>> start Supplied data

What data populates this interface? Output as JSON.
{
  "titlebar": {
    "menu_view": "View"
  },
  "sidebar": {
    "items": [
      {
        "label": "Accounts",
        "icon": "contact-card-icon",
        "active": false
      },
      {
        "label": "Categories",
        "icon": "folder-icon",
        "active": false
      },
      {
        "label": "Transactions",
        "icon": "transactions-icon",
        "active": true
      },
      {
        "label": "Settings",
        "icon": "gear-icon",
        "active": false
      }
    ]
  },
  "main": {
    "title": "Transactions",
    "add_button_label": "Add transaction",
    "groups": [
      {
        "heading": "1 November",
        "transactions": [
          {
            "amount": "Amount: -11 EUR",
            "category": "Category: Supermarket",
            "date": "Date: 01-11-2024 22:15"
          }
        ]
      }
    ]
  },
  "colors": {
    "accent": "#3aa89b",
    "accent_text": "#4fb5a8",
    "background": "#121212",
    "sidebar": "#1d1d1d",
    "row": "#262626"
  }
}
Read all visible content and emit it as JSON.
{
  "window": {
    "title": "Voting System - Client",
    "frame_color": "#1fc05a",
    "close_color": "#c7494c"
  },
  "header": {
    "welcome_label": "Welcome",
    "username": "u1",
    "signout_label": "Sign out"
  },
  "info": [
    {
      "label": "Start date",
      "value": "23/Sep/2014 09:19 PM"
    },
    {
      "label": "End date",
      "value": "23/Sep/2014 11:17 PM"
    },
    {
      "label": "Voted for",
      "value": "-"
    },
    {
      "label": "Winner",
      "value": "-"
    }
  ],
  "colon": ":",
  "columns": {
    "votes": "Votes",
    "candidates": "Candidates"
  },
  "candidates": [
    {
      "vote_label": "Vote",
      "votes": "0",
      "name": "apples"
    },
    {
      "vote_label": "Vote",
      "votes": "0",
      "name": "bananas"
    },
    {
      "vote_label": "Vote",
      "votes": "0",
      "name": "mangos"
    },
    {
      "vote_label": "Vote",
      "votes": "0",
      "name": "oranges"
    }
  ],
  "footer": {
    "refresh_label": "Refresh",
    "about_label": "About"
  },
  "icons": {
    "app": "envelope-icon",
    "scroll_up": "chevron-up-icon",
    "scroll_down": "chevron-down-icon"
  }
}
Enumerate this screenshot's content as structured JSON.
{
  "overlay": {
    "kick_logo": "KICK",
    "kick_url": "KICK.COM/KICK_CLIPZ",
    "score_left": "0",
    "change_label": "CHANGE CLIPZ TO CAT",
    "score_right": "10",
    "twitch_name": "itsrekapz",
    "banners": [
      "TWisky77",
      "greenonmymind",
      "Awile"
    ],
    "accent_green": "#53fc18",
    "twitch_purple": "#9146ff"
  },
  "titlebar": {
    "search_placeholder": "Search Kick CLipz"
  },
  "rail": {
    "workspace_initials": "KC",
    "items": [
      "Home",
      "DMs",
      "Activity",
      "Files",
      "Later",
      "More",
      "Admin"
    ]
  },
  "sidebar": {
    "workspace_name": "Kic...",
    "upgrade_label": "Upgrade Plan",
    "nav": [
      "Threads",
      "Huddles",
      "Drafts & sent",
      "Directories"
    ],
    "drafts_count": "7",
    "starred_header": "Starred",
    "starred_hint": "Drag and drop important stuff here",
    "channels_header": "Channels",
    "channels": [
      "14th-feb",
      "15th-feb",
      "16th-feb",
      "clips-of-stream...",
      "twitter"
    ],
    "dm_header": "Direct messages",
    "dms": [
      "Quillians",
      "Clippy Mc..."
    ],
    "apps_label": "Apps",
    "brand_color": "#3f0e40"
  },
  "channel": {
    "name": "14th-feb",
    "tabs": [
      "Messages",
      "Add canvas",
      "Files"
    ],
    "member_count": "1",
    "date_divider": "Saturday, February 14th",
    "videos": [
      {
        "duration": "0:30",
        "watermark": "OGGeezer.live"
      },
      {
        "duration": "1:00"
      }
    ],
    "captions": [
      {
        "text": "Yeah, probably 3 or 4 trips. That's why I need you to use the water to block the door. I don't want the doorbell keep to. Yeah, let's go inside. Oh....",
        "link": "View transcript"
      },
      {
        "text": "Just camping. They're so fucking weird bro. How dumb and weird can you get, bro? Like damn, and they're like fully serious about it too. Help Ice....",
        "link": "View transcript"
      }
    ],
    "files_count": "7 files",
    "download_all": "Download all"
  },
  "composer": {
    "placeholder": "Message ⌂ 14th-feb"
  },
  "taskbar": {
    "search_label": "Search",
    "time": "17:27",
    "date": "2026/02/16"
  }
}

>> end Supplied data

**Exercise aim:**
Return all of the above records exactly, leaving no line out.

**Final result:**
What data populates this interface? Output as JSON.
{
  "titlebar": {
    "menu_view": "View"
  },
  "sidebar": {
    "items": [
      {
        "label": "Accounts",
        "icon": "contact-card-icon",
        "active": false
      },
      {
        "label": "Categories",
        "icon": "folder-icon",
        "active": false
      },
      {
        "label": "Transactions",
        "icon": "transactions-icon",
        "active": true
      },
      {
        "label": "Settings",
        "icon": "gear-icon",
        "active": false
      }
    ]
  },
  "main": {
    "title": "Transactions",
    "add_button_label": "Add transaction",
    "groups": [
      {
        "heading": "1 November",
        "transactions": [
          {
            "amount": "Amount: -11 EUR",
            "category": "Category: Supermarket",
            "date": "Date: 01-11-2024 22:15"
          }
        ]
      }
    ]
  },
  "colors": {
    "accent": "#3aa89b",
    "accent_text": "#4fb5a8",
    "background": "#121212",
    "sidebar": "#1d1d1d",
    "row": "#262626"
  }
}
Read all visible content and emit it as JSON.
{
  "window": {
    "title": "Voting System - Client",
    "frame_color": "#1fc05a",
    "close_color": "#c7494c"
  },
  "header": {
    "welcome_label": "Welcome",
    "username": "u1",
    "signout_label": "Sign out"
  },
  "info": [
    {
      "label": "Start date",
      "value": "23/Sep/2014 09:19 PM"
    },
    {
      "label": "End date",
      "value": "23/Sep/2014 11:17 PM"
    },
    {
      "label": "Voted for",
      "value": "-"
    },
    {
      "label": "Winner",
      "value": "-"
    }
  ],
  "colon": ":",
  "columns": {
    "votes": "Votes",
    "candidates": "Candidates"
  },
  "candidates": [
    {
      "vote_label": "Vote",
      "votes": "0",
      "name": "apples"
    },
    {
      "vote_label": "Vote",
      "votes": "0",
      "name": "bananas"
    },
    {
      "vote_label": "Vote",
      "votes": "0",
      "name": "mangos"
    },
    {
      "vote_label": "Vote",
      "votes": "0",
      "name": "oranges"
    }
  ],
  "footer": {
    "refresh_label": "Refresh",
    "about_label": "About"
  },
  "icons": {
    "app": "envelope-icon",
    "scroll_up": "chevron-up-icon",
    "scroll_down": "chevron-down-icon"
  }
}
Enumerate this screenshot's content as structured JSON.
{
  "overlay": {
    "kick_logo": "KICK",
    "kick_url": "KICK.COM/KICK_CLIPZ",
    "score_left": "0",
    "change_label": "CHANGE CLIPZ TO CAT",
    "score_right": "10",
    "twitch_name": "itsrekapz",
    "banners": [
      "TWisky77",
      "greenonmymind",
      "Awile"
    ],
    "accent_green": "#53fc18",
    "twitch_purple": "#9146ff"
  },
  "titlebar": {
    "search_placeholder": "Search Kick CLipz"
  },
  "rail": {
    "workspace_initials": "KC",
    "items": [
      "Home",
      "DMs",
      "Activity",
      "Files",
      "Later",
      "More",
      "Admin"
    ]
  },
  "sidebar": {
    "workspace_name": "Kic...",
    "upgrade_label": "Upgrade Plan",
    "nav": [
      "Threads",
      "Huddles",
      "Drafts & sent",
      "Directories"
    ],
    "drafts_count": "7",
    "starred_header": "Starred",
    "starred_hint": "Drag and drop important stuff here",
    "channels_header": "Channels",
    "channels": [
      "14th-feb",
      "15th-feb",
      "16th-feb",
      "clips-of-stream...",
      "twitter"
    ],
    "dm_header": "Direct messages",
    "dms": [
      "Quillians",
      "Clippy Mc..."
    ],
    "apps_label": "Apps",
    "brand_color": "#3f0e40"
  },
  "channel": {
    "name": "14th-feb",
    "tabs": [
      "Messages",
      "Add canvas",
      "Files"
    ],
    "member_count": "1",
    "date_divider": "Saturday, February 14th",
    "videos": [
      {
        "duration": "0:30",
        "watermark": "OGGeezer.live"
      },
      {
        "duration": "1:00"
      }
    ],
    "captions": [
      {
        "text": "Yeah, probably 3 or 4 trips. That's why I need you to use the water to block the door. I don't want the doorbell keep to. Yeah, let's go inside. Oh....",
        "link": "View transcript"
      },
      {
        "text": "Just camping. They're so fucking weird bro. How dumb and weird can you get, bro? Like damn, and they're like fully serious about it too. Help Ice....",
        "link": "View transcript"
      }
    ],
    "files_count": "7 files",
    "download_all": "Download all"
  },
  "composer": {
    "placeholder": "Message ⌂ 14th-feb"
  },
  "taskbar": {
    "search_label": "Search",
    "time": "17:27",
    "date": "2026/02/16"
  }
}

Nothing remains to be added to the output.